YOUR OBJECTIVE: Restate the data exactly as given and keep the pictures out.

INPUT:
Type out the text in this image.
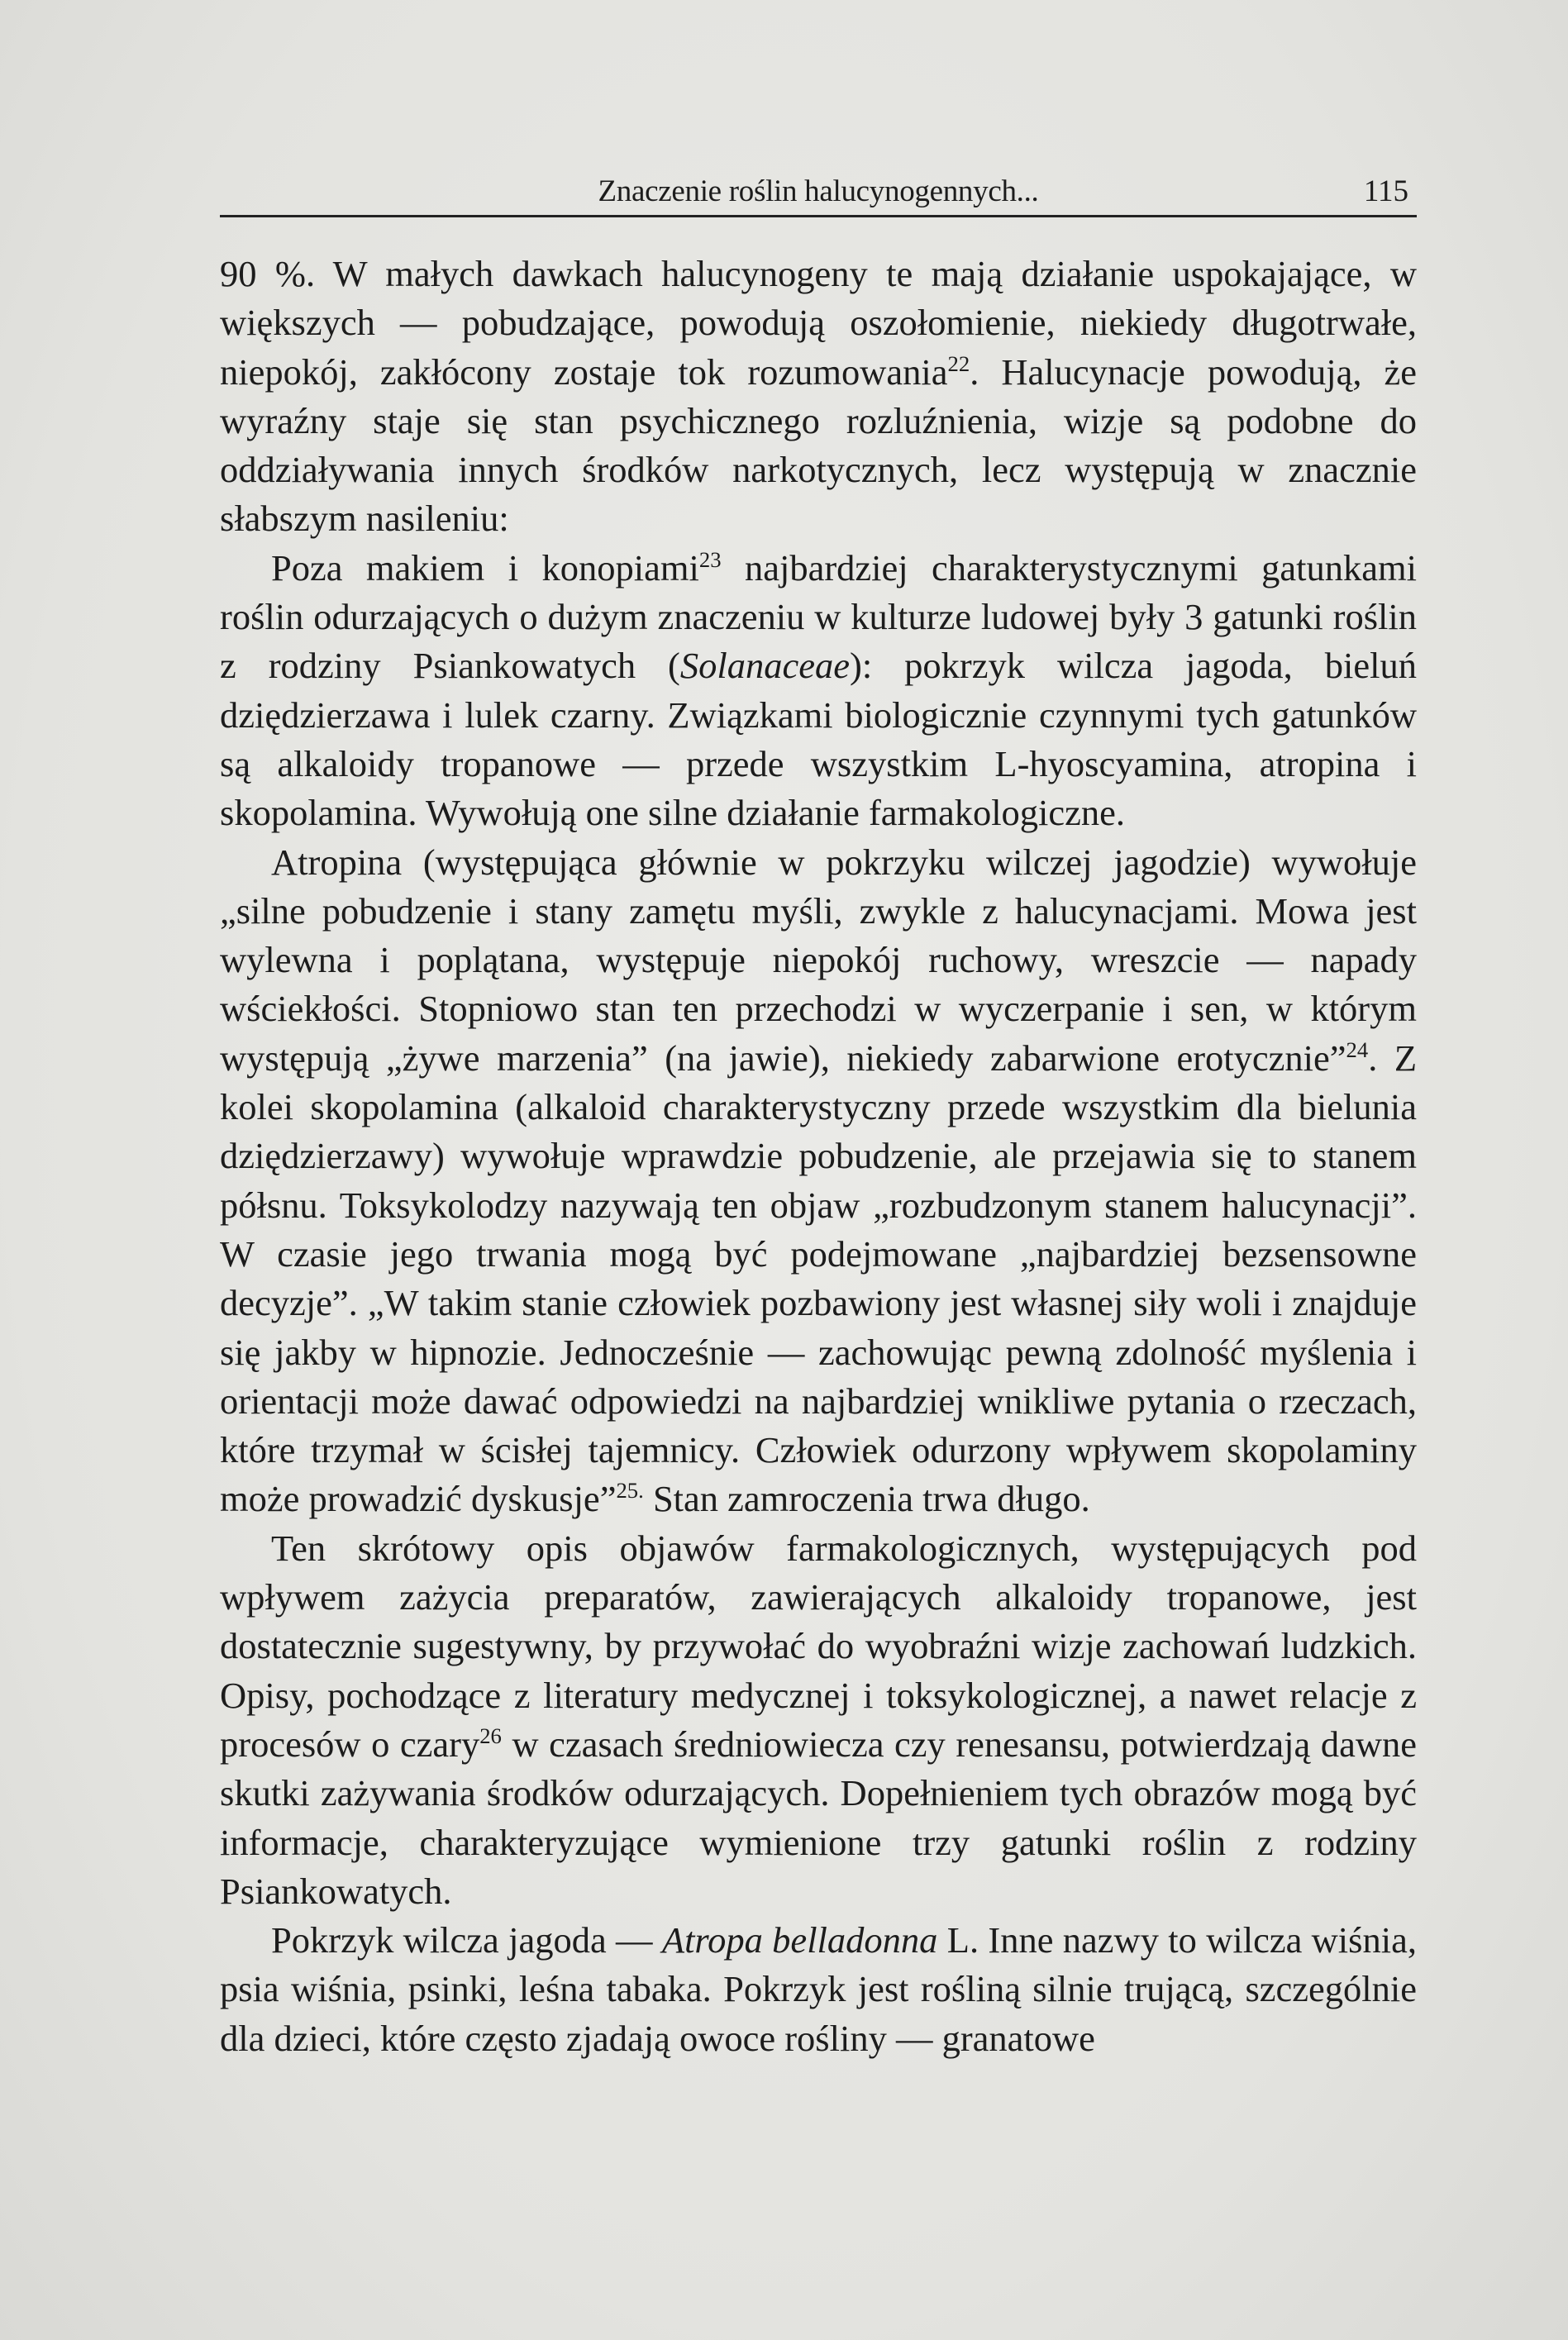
Znaczenie roślin halucynogennych...	115

90 %. W małych dawkach halucynogeny te mają działanie uspokajające, w większych — pobudzające, powodują oszołomienie, niekiedy długotrwałe, niepokój, zakłócony zostaje tok rozumowania$^{22}$. Halucynacje powodują, że wyraźny staje się stan psychicznego rozluźnienia, wizje są podobne do oddziaływania innych środków narkotycznych, lecz występują w znacznie słabszym nasileniu:

Poza makiem i konopiami$^{23}$ najbardziej charakterystycznymi gatunkami roślin odurzających o dużym znaczeniu w kulturze ludowej były 3 gatunki roślin z rodziny Psiankowatych (Solanaceae): pokrzyk wilcza jagoda, bieluń dziędzierzawa i lulek czarny. Związkami biologicznie czynnymi tych gatunków są alkaloidy tropanowe — przede wszystkim L-hyoscyamina, atropina i skopolamina. Wywołują one silne działanie farmakologiczne.

Atropina (występująca głównie w pokrzyku wilczej jagodzie) wywołuje „silne pobudzenie i stany zamętu myśli, zwykle z halucynacjami. Mowa jest wylewna i poplątana, występuje niepokój ruchowy, wreszcie — napady wściekłości. Stopniowo stan ten przechodzi w wyczerpanie i sen, w którym występują „żywe marzenia” (na jawie), niekiedy zabarwione erotycznie”$^{24}$. Z kolei skopolamina (alkaloid charakterystyczny przede wszystkim dla bielunia dziędzierzawy) wywołuje wprawdzie pobudzenie, ale przejawia się to stanem półsnu. Toksykolodzy nazywają ten objaw „rozbudzonym stanem halucynacji”. W czasie jego trwania mogą być podejmowane „najbardziej bezsensowne decyzje”. „W takim stanie człowiek pozbawiony jest własnej siły woli i znajduje się jakby w hipnozie. Jednocześnie — zachowując pewną zdolność myślenia i orientacji może dawać odpowiedzi na najbardziej wnikliwe pytania o rzeczach, które trzymał w ścisłej tajemnicy. Człowiek odurzony wpływem skopolaminy może prowadzić dyskusje”$^{25.}$ Stan zamroczenia trwa długo.

Ten skrótowy opis objawów farmakologicznych, występujących pod wpływem zażycia preparatów, zawierających alkaloidy tropanowe, jest dostatecznie sugestywny, by przywołać do wyobraźni wizje zachowań ludzkich. Opisy, pochodzące z literatury medycznej i toksykologicznej, a nawet relacje z procesów o czary$^{26}$ w czasach średniowiecza czy renesansu, potwierdzają dawne skutki zażywania środków odurzających. Dopełnieniem tych obrazów mogą być informacje, charakteryzujące wymienione trzy gatunki roślin z rodziny Psiankowatych.

Pokrzyk wilcza jagoda — Atropa belladonna L. Inne nazwy to wilcza wiśnia, psia wiśnia, psinki, leśna tabaka. Pokrzyk jest rośliną silnie trującą, szczególnie dla dzieci, które często zjadają owoce rośliny — granatowe
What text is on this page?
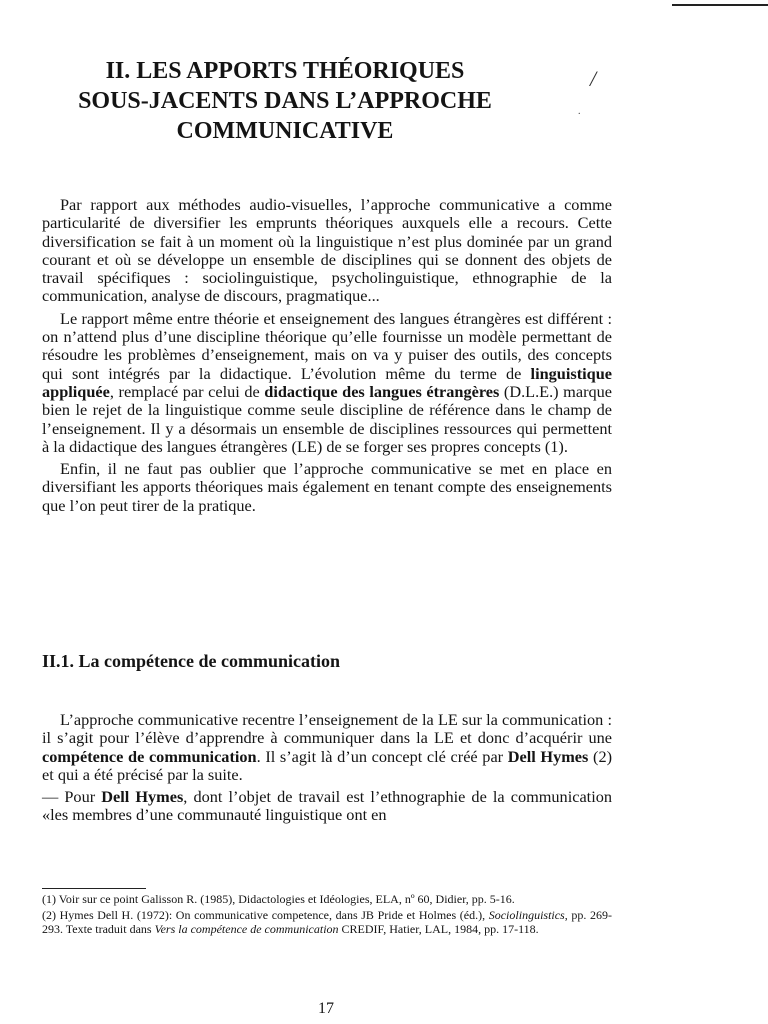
II. LES APPORTS THÉORIQUES
SOUS-JACENTS DANS L’APPROCHE
COMMUNICATIVE
/
.

Par rapport aux méthodes audio-visuelles, l’approche communicative a comme particularité de diversifier les emprunts théoriques auxquels elle a recours. Cette diversification se fait à un moment où la linguistique n’est plus dominée par un grand courant et où se développe un ensemble de disciplines qui se donnent des objets de travail spécifiques : sociolinguistique, psycholinguistique, ethnographie de la communication, analyse de discours, pragmatique...

Le rapport même entre théorie et enseignement des langues étrangères est différent : on n’attend plus d’une discipline théorique qu’elle fournisse un modèle permettant de résoudre les problèmes d’enseignement, mais on va y puiser des outils, des concepts qui sont intégrés par la didactique. L’évolution même du terme de linguistique appliquée, remplacé par celui de didactique des langues étrangères (D.L.E.) marque bien le rejet de la linguistique comme seule discipline de référence dans le champ de l’enseignement. Il y a désormais un ensemble de disciplines ressources qui permettent à la didactique des langues étrangères (LE) de se forger ses propres concepts (1).

Enfin, il ne faut pas oublier que l’approche communicative se met en place en diversifiant les apports théoriques mais également en tenant compte des enseignements que l’on peut tirer de la pratique.

II.1. La compétence de communication

L’approche communicative recentre l’enseignement de la LE sur la communication : il s’agit pour l’élève d’apprendre à communiquer dans la LE et donc d’acquérir une compétence de communication. Il s’agit là d’un concept clé créé par Dell Hymes (2) et qui a été précisé par la suite.

— Pour Dell Hymes, dont l’objet de travail est l’ethnographie de la communication «les membres d’une communauté linguistique ont en

(1) Voir sur ce point Galisson R. (1985), Didactologies et Idéologies, ELA, nº 60, Didier, pp. 5-16.

(2) Hymes Dell H. (1972): On communicative competence, dans JB Pride et Holmes (éd.), Sociolinguistics, pp. 269-293. Texte traduit dans Vers la compétence de communication CREDIF, Hatier, LAL, 1984, pp. 17-118.

17
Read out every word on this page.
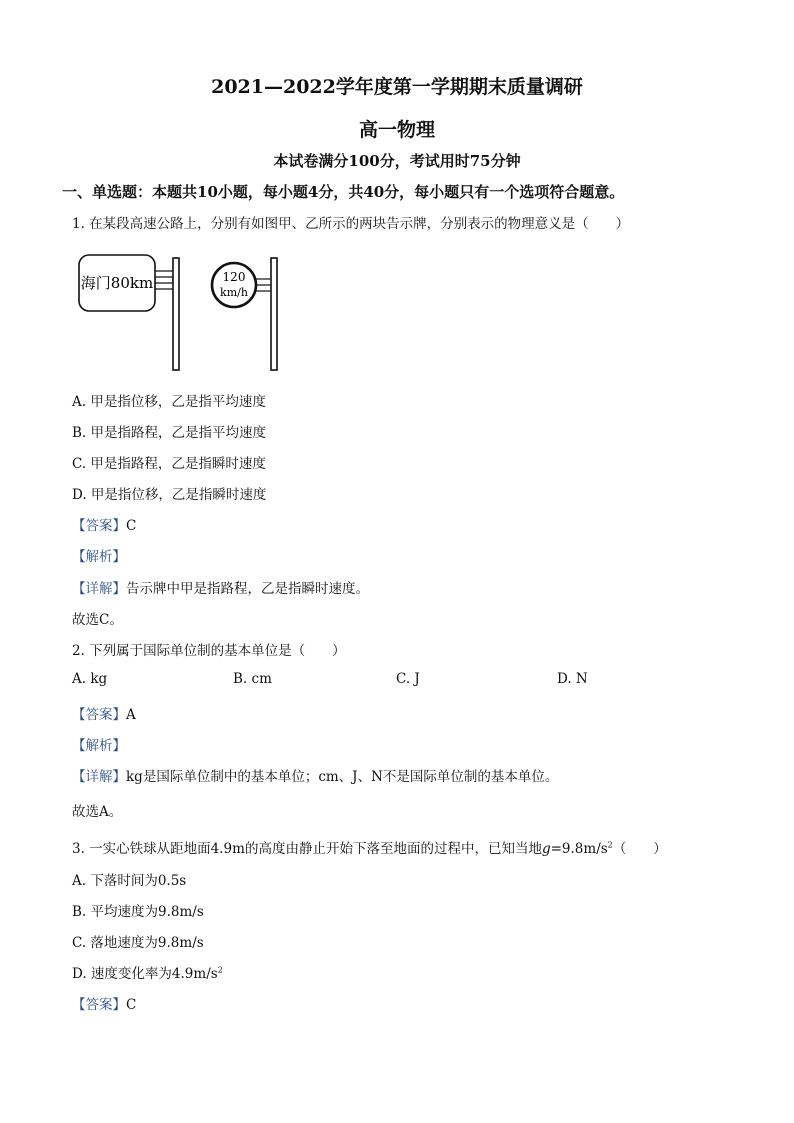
2021—2022学年度第一学期期末质量调研
高一物理
本试卷满分100分，考试用时75分钟
一、单选题：本题共10小题，每小题4分，共40分，每小题只有一个选项符合题意。
1. 在某段高速公路上，分别有如图甲、乙所示的两块告示牌，分别表示的物理意义是（　　）
海门80km	120
km/h
A. 甲是指位移，乙是指平均速度
B. 甲是指路程，乙是指平均速度
C. 甲是指路程，乙是指瞬时速度
D. 甲是指位移，乙是指瞬时速度
【答案】C
【解析】
【详解】告示牌中甲是指路程，乙是指瞬时速度。
故选C。
2. 下列属于国际单位制的基本单位是（　　）
A. kg	B. cm	C. J	D. N
【答案】A
【解析】
【详解】kg是国际单位制中的基本单位；cm、J、N不是国际单位制的基本单位。
故选A。
3. 一实心铁球从距地面4.9m的高度由静止开始下落至地面的过程中，已知当地$g=9.8m/s^2$（　　）
A. 下落时间为0.5s
B. 平均速度为9.8m/s
C. 落地速度为9.8m/s
D. 速度变化率为$4.9m/s^2$
【答案】C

THE ANSWER:
Type out the text in this image.
Znaczenie roślin halucynogennych...	115

90 %. W małych dawkach halucynogeny te mają działanie uspokajające, w większych — pobudzające, powodują oszołomienie, niekiedy długotrwałe, niepokój, zakłócony zostaje tok rozumowania$^{22}$. Halucynacje powodują, że wyraźny staje się stan psychicznego rozluźnienia, wizje są podobne do oddziaływania innych środków narkotycznych, lecz występują w znacznie słabszym nasileniu:

Poza makiem i konopiami$^{23}$ najbardziej charakterystycznymi gatunkami roślin odurzających o dużym znaczeniu w kulturze ludowej były 3 gatunki roślin z rodziny Psiankowatych (Solanaceae): pokrzyk wilcza jagoda, bieluń dziędzierzawa i lulek czarny. Związkami biologicznie czynnymi tych gatunków są alkaloidy tropanowe — przede wszystkim L-hyoscyamina, atropina i skopolamina. Wywołują one silne działanie farmakologiczne.

Atropina (występująca głównie w pokrzyku wilczej jagodzie) wywołuje „silne pobudzenie i stany zamętu myśli, zwykle z halucynacjami. Mowa jest wylewna i poplątana, występuje niepokój ruchowy, wreszcie — napady wściekłości. Stopniowo stan ten przechodzi w wyczerpanie i sen, w którym występują „żywe marzenia” (na jawie), niekiedy zabarwione erotycznie”$^{24}$. Z kolei skopolamina (alkaloid charakterystyczny przede wszystkim dla bielunia dziędzierzawy) wywołuje wprawdzie pobudzenie, ale przejawia się to stanem półsnu. Toksykolodzy nazywają ten objaw „rozbudzonym stanem halucynacji”. W czasie jego trwania mogą być podejmowane „najbardziej bezsensowne decyzje”. „W takim stanie człowiek pozbawiony jest własnej siły woli i znajduje się jakby w hipnozie. Jednocześnie — zachowując pewną zdolność myślenia i orientacji może dawać odpowiedzi na najbardziej wnikliwe pytania o rzeczach, które trzymał w ścisłej tajemnicy. Człowiek odurzony wpływem skopolaminy może prowadzić dyskusje”$^{25.}$ Stan zamroczenia trwa długo.

Ten skrótowy opis objawów farmakologicznych, występujących pod wpływem zażycia preparatów, zawierających alkaloidy tropanowe, jest dostatecznie sugestywny, by przywołać do wyobraźni wizje zachowań ludzkich. Opisy, pochodzące z literatury medycznej i toksykologicznej, a nawet relacje z procesów o czary$^{26}$ w czasach średniowiecza czy renesansu, potwierdzają dawne skutki zażywania środków odurzających. Dopełnieniem tych obrazów mogą być informacje, charakteryzujące wymienione trzy gatunki roślin z rodziny Psiankowatych.

Pokrzyk wilcza jagoda — Atropa belladonna L. Inne nazwy to wilcza wiśnia, psia wiśnia, psinki, leśna tabaka. Pokrzyk jest rośliną silnie trującą, szczególnie dla dzieci, które często zjadają owoce rośliny — granatowe
What text is on this page?
II. LES APPORTS THÉORIQUES
SOUS-JACENTS DANS L’APPROCHE
COMMUNICATIVE
/
.

Par rapport aux méthodes audio-visuelles, l’approche communicative a comme particularité de diversifier les emprunts théoriques auxquels elle a recours. Cette diversification se fait à un moment où la linguistique n’est plus dominée par un grand courant et où se développe un ensemble de disciplines qui se donnent des objets de travail spécifiques : sociolinguistique, psycholinguistique, ethnographie de la communication, analyse de discours, pragmatique...

Le rapport même entre théorie et enseignement des langues étrangères est différent : on n’attend plus d’une discipline théorique qu’elle fournisse un modèle permettant de résoudre les problèmes d’enseignement, mais on va y puiser des outils, des concepts qui sont intégrés par la didactique. L’évolution même du terme de linguistique appliquée, remplacé par celui de didactique des langues étrangères (D.L.E.) marque bien le rejet de la linguistique comme seule discipline de référence dans le champ de l’enseignement. Il y a désormais un ensemble de disciplines ressources qui permettent à la didactique des langues étrangères (LE) de se forger ses propres concepts (1).

Enfin, il ne faut pas oublier que l’approche communicative se met en place en diversifiant les apports théoriques mais également en tenant compte des enseignements que l’on peut tirer de la pratique.

II.1. La compétence de communication

L’approche communicative recentre l’enseignement de la LE sur la communication : il s’agit pour l’élève d’apprendre à communiquer dans la LE et donc d’acquérir une compétence de communication. Il s’agit là d’un concept clé créé par Dell Hymes (2) et qui a été précisé par la suite.

— Pour Dell Hymes, dont l’objet de travail est l’ethnographie de la communication «les membres d’une communauté linguistique ont en

(1) Voir sur ce point Galisson R. (1985), Didactologies et Idéologies, ELA, nº 60, Didier, pp. 5-16.

(2) Hymes Dell H. (1972): On communicative competence, dans JB Pride et Holmes (éd.), Sociolinguistics, pp. 269-293. Texte traduit dans Vers la compétence de communication CREDIF, Hatier, LAL, 1984, pp. 17-118.

17
Read out every word on this page.
2021—2022学年度第一学期期末质量调研
高一物理
本试卷满分100分，考试用时75分钟
一、单选题：本题共10小题，每小题4分，共40分，每小题只有一个选项符合题意。
1. 在某段高速公路上，分别有如图甲、乙所示的两块告示牌，分别表示的物理意义是（　　）
海门80km	120
km/h
A. 甲是指位移，乙是指平均速度
B. 甲是指路程，乙是指平均速度
C. 甲是指路程，乙是指瞬时速度
D. 甲是指位移，乙是指瞬时速度
【答案】C
【解析】
【详解】告示牌中甲是指路程，乙是指瞬时速度。
故选C。
2. 下列属于国际单位制的基本单位是（　　）
A. kg	B. cm	C. J	D. N
【答案】A
【解析】
【详解】kg是国际单位制中的基本单位；cm、J、N不是国际单位制的基本单位。
故选A。
3. 一实心铁球从距地面4.9m的高度由静止开始下落至地面的过程中，已知当地$g=9.8m/s^2$（　　）
A. 下落时间为0.5s
B. 平均速度为9.8m/s
C. 落地速度为9.8m/s
D. 速度变化率为$4.9m/s^2$
【答案】C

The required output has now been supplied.